__OBJECTIVE__.
Copy, in full, each line of the material that holds the word "cases".

BEGIN INPUT MATERIAL

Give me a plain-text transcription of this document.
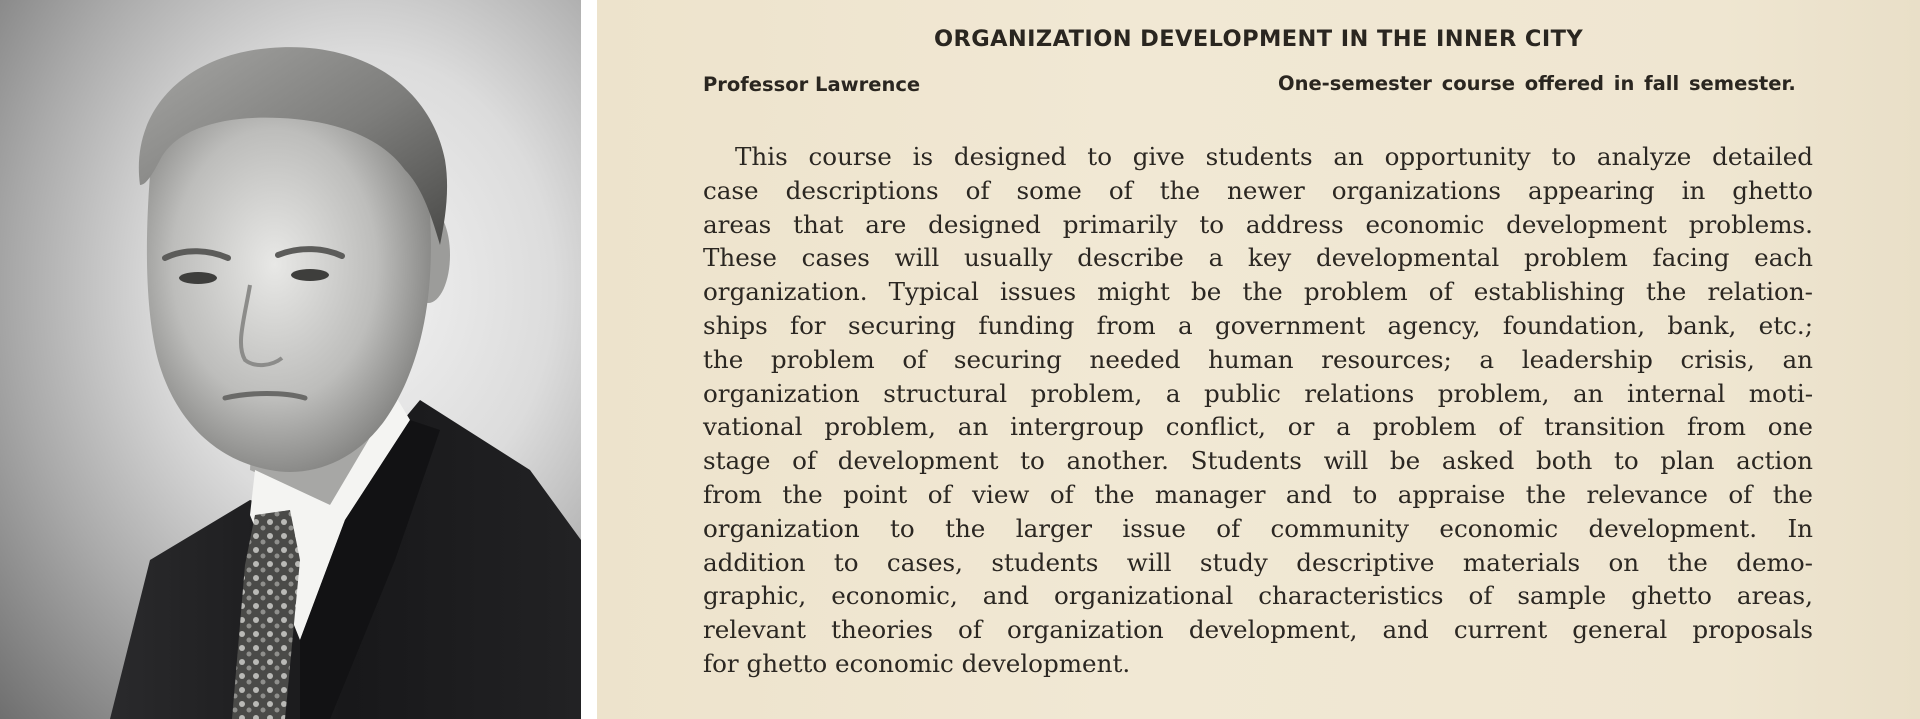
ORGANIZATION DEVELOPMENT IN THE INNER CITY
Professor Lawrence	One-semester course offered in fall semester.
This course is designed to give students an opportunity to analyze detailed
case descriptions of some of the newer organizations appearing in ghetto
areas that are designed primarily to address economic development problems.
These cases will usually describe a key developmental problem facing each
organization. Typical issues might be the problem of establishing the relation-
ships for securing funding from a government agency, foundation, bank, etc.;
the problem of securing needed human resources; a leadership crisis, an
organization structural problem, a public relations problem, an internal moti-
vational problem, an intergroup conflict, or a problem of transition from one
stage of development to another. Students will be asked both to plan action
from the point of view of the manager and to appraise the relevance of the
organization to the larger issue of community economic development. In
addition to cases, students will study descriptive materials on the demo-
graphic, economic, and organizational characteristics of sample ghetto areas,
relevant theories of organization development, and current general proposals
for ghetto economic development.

END INPUT MATERIAL
BEGIN INPUT MATERIAL

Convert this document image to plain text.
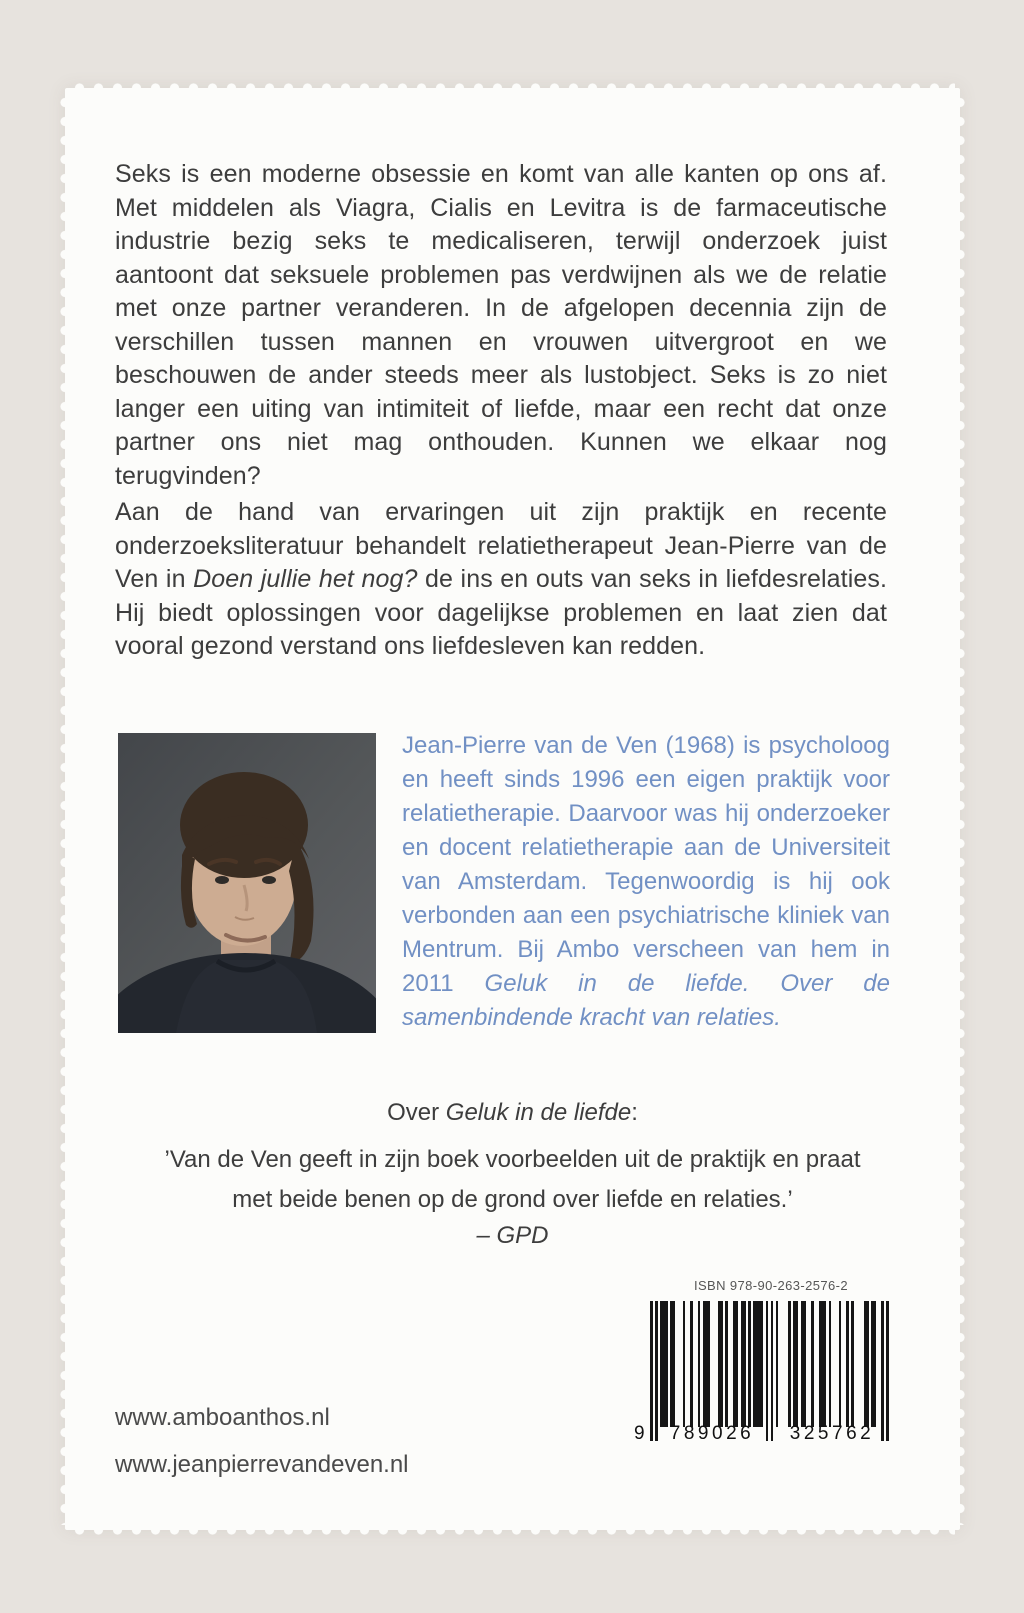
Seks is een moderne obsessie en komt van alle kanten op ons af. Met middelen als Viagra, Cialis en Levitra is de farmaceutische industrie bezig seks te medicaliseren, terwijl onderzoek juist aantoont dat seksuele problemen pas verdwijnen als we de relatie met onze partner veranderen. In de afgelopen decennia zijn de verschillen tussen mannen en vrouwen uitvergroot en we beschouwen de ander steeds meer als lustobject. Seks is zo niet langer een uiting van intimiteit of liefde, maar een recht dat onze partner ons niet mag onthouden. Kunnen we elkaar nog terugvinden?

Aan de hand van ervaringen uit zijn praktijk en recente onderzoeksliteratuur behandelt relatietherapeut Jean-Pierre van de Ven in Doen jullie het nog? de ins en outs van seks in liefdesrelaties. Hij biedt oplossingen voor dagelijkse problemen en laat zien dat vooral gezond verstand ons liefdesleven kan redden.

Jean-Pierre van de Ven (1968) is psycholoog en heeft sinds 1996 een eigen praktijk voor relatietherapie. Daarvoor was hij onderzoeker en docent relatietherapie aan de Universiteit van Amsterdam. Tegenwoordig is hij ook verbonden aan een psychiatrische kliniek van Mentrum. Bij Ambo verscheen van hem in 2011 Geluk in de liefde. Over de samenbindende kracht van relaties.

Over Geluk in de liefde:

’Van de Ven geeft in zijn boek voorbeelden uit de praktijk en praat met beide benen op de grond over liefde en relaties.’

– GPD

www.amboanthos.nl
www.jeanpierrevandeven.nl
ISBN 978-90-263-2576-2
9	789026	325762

END INPUT MATERIAL

__TASK OUTPUT__.
These cases will usually describe a key developmental problem facing each
addition to cases, students will study descriptive materials on the demo-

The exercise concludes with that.